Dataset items
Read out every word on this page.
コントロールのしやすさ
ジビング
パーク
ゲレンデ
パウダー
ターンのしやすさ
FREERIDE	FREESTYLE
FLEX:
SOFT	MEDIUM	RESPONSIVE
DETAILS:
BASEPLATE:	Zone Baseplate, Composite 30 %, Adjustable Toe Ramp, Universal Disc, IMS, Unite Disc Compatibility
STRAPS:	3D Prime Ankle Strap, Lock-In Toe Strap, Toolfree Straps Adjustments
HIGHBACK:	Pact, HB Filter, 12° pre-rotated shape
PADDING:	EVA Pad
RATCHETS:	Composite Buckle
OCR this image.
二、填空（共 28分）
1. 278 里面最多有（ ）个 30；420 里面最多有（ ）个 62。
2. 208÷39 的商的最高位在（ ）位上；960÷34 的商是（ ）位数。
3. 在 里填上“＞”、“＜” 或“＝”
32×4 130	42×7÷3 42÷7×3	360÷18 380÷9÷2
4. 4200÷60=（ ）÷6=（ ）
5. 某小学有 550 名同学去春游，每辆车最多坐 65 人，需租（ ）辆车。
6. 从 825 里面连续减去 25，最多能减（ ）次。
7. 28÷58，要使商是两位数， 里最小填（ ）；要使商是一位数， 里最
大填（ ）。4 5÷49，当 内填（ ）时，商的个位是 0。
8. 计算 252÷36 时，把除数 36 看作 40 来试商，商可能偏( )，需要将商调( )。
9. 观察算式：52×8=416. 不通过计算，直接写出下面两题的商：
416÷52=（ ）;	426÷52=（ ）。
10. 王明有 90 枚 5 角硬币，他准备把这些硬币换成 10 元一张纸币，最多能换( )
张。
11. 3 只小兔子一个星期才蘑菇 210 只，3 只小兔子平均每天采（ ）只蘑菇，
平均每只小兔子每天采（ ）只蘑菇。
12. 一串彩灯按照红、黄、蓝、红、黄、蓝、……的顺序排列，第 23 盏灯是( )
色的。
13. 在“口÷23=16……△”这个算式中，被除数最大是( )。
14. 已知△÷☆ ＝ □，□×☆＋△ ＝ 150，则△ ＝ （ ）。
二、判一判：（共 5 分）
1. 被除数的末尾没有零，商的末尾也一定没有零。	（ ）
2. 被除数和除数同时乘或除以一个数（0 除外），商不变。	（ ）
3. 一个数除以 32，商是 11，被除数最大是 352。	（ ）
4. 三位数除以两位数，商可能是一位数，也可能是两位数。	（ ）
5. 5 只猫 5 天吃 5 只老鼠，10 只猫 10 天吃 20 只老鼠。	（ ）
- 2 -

[EXERCISE DIRECTIONS] Provide all the records again, word for word.

[RIGHT ANSWER]
Read out every word on this page.
コントロールのしやすさ
ジビング
パーク
ゲレンデ
パウダー
ターンのしやすさ
FREERIDE	FREESTYLE
FLEX:
SOFT	MEDIUM	RESPONSIVE
DETAILS:
BASEPLATE:	Zone Baseplate, Composite 30 %, Adjustable Toe Ramp, Universal Disc, IMS, Unite Disc Compatibility
STRAPS:	3D Prime Ankle Strap, Lock-In Toe Strap, Toolfree Straps Adjustments
HIGHBACK:	Pact, HB Filter, 12° pre-rotated shape
PADDING:	EVA Pad
RATCHETS:	Composite Buckle
OCR this image.
二、填空（共 28分）
1. 278 里面最多有（ ）个 30；420 里面最多有（ ）个 62。
2. 208÷39 的商的最高位在（ ）位上；960÷34 的商是（ ）位数。
3. 在 里填上“＞”、“＜” 或“＝”
32×4 130	42×7÷3 42÷7×3	360÷18 380÷9÷2
4. 4200÷60=（ ）÷6=（ ）
5. 某小学有 550 名同学去春游，每辆车最多坐 65 人，需租（ ）辆车。
6. 从 825 里面连续减去 25，最多能减（ ）次。
7. 28÷58，要使商是两位数， 里最小填（ ）；要使商是一位数， 里最
大填（ ）。4 5÷49，当 内填（ ）时，商的个位是 0。
8. 计算 252÷36 时，把除数 36 看作 40 来试商，商可能偏( )，需要将商调( )。
9. 观察算式：52×8=416. 不通过计算，直接写出下面两题的商：
416÷52=（ ）;	426÷52=（ ）。
10. 王明有 90 枚 5 角硬币，他准备把这些硬币换成 10 元一张纸币，最多能换( )
张。
11. 3 只小兔子一个星期才蘑菇 210 只，3 只小兔子平均每天采（ ）只蘑菇，
平均每只小兔子每天采（ ）只蘑菇。
12. 一串彩灯按照红、黄、蓝、红、黄、蓝、……的顺序排列，第 23 盏灯是( )
色的。
13. 在“口÷23=16……△”这个算式中，被除数最大是( )。
14. 已知△÷☆ ＝ □，□×☆＋△ ＝ 150，则△ ＝ （ ）。
二、判一判：（共 5 分）
1. 被除数的末尾没有零，商的末尾也一定没有零。	（ ）
2. 被除数和除数同时乘或除以一个数（0 除外），商不变。	（ ）
3. 一个数除以 32，商是 11，被除数最大是 352。	（ ）
4. 三位数除以两位数，商可能是一位数，也可能是两位数。	（ ）
5. 5 只猫 5 天吃 5 只老鼠，10 只猫 10 天吃 20 只老鼠。	（ ）
- 2 -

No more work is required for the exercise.